--- What is being asked ---
Print the records again, character for character.

Stored data

-------------------------

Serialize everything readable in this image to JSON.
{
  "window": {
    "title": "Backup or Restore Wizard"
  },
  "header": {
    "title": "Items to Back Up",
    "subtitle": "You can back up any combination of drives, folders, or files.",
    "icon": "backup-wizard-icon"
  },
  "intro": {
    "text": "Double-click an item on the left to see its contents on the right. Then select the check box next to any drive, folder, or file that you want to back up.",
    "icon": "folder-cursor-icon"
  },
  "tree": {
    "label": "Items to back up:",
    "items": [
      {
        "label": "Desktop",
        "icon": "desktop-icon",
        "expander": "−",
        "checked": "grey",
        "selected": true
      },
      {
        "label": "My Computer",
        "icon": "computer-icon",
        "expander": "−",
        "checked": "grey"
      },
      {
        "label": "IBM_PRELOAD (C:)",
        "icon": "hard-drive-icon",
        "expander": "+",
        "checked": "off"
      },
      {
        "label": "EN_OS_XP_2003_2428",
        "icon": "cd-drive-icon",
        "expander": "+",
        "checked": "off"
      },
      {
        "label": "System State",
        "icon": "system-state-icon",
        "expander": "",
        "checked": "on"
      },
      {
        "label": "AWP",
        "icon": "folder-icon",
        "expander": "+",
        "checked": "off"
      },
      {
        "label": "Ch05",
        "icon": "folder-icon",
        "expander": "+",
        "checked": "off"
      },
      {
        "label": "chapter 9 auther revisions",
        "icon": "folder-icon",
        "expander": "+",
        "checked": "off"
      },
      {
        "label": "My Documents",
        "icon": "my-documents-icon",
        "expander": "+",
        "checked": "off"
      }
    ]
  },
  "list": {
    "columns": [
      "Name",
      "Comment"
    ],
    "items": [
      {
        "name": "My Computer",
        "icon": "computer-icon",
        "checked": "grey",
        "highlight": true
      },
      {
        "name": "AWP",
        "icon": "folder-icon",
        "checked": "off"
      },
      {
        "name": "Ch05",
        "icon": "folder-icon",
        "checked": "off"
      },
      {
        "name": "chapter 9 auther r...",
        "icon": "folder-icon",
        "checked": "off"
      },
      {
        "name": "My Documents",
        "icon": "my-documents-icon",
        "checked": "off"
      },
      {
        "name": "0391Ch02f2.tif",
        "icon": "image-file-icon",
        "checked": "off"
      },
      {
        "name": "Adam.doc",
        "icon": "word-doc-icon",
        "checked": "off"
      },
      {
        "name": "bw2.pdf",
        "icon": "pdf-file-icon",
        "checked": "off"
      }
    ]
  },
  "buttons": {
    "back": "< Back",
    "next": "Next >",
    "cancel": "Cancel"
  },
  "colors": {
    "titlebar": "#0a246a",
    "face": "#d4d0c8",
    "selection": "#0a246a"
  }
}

-------------------------

--- Output for this task ---
Serialize everything readable in this image to JSON.
{
  "window": {
    "title": "Backup or Restore Wizard"
  },
  "header": {
    "title": "Items to Back Up",
    "subtitle": "You can back up any combination of drives, folders, or files.",
    "icon": "backup-wizard-icon"
  },
  "intro": {
    "text": "Double-click an item on the left to see its contents on the right. Then select the check box next to any drive, folder, or file that you want to back up.",
    "icon": "folder-cursor-icon"
  },
  "tree": {
    "label": "Items to back up:",
    "items": [
      {
        "label": "Desktop",
        "icon": "desktop-icon",
        "expander": "−",
        "checked": "grey",
        "selected": true
      },
      {
        "label": "My Computer",
        "icon": "computer-icon",
        "expander": "−",
        "checked": "grey"
      },
      {
        "label": "IBM_PRELOAD (C:)",
        "icon": "hard-drive-icon",
        "expander": "+",
        "checked": "off"
      },
      {
        "label": "EN_OS_XP_2003_2428",
        "icon": "cd-drive-icon",
        "expander": "+",
        "checked": "off"
      },
      {
        "label": "System State",
        "icon": "system-state-icon",
        "expander": "",
        "checked": "on"
      },
      {
        "label": "AWP",
        "icon": "folder-icon",
        "expander": "+",
        "checked": "off"
      },
      {
        "label": "Ch05",
        "icon": "folder-icon",
        "expander": "+",
        "checked": "off"
      },
      {
        "label": "chapter 9 auther revisions",
        "icon": "folder-icon",
        "expander": "+",
        "checked": "off"
      },
      {
        "label": "My Documents",
        "icon": "my-documents-icon",
        "expander": "+",
        "checked": "off"
      }
    ]
  },
  "list": {
    "columns": [
      "Name",
      "Comment"
    ],
    "items": [
      {
        "name": "My Computer",
        "icon": "computer-icon",
        "checked": "grey",
        "highlight": true
      },
      {
        "name": "AWP",
        "icon": "folder-icon",
        "checked": "off"
      },
      {
        "name": "Ch05",
        "icon": "folder-icon",
        "checked": "off"
      },
      {
        "name": "chapter 9 auther r...",
        "icon": "folder-icon",
        "checked": "off"
      },
      {
        "name": "My Documents",
        "icon": "my-documents-icon",
        "checked": "off"
      },
      {
        "name": "0391Ch02f2.tif",
        "icon": "image-file-icon",
        "checked": "off"
      },
      {
        "name": "Adam.doc",
        "icon": "word-doc-icon",
        "checked": "off"
      },
      {
        "name": "bw2.pdf",
        "icon": "pdf-file-icon",
        "checked": "off"
      }
    ]
  },
  "buttons": {
    "back": "< Back",
    "next": "Next >",
    "cancel": "Cancel"
  },
  "colors": {
    "titlebar": "#0a246a",
    "face": "#d4d0c8",
    "selection": "#0a246a"
  }
}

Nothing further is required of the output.